● **Aim**:
Search the material and gather each line with "this" in it.
--- start of Input data ---
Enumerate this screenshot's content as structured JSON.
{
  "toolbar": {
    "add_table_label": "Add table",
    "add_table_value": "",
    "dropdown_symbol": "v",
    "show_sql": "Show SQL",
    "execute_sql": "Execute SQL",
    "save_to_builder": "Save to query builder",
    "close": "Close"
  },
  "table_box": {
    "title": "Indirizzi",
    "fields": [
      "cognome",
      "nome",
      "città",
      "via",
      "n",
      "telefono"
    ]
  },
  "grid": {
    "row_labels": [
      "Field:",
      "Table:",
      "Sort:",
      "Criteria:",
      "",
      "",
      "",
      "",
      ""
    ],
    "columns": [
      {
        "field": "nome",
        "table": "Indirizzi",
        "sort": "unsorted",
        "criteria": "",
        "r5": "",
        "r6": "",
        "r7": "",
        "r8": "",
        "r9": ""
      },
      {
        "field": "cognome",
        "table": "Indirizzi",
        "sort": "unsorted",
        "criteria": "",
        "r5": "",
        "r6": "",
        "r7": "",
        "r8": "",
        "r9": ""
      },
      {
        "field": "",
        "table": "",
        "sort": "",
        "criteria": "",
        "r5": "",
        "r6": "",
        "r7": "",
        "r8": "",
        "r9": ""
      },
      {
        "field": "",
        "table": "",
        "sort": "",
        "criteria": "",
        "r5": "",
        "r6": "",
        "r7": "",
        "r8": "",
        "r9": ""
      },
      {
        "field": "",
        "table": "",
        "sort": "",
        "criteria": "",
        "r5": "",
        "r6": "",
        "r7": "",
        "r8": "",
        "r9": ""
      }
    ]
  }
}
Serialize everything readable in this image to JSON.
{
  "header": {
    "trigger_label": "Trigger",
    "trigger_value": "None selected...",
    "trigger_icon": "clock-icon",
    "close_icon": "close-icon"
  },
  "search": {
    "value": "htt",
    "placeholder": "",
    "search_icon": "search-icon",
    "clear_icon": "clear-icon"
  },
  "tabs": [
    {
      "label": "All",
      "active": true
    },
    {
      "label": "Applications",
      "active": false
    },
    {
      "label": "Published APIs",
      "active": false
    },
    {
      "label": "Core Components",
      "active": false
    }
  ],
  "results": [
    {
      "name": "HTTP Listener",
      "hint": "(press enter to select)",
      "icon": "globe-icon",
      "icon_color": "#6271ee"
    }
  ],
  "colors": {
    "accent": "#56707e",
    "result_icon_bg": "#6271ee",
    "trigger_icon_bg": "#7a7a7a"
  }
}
--- end of Input data ---
● **Answer in full**:
Enumerate this screenshot's content as structured JSON.
Serialize everything readable in this image to JSON.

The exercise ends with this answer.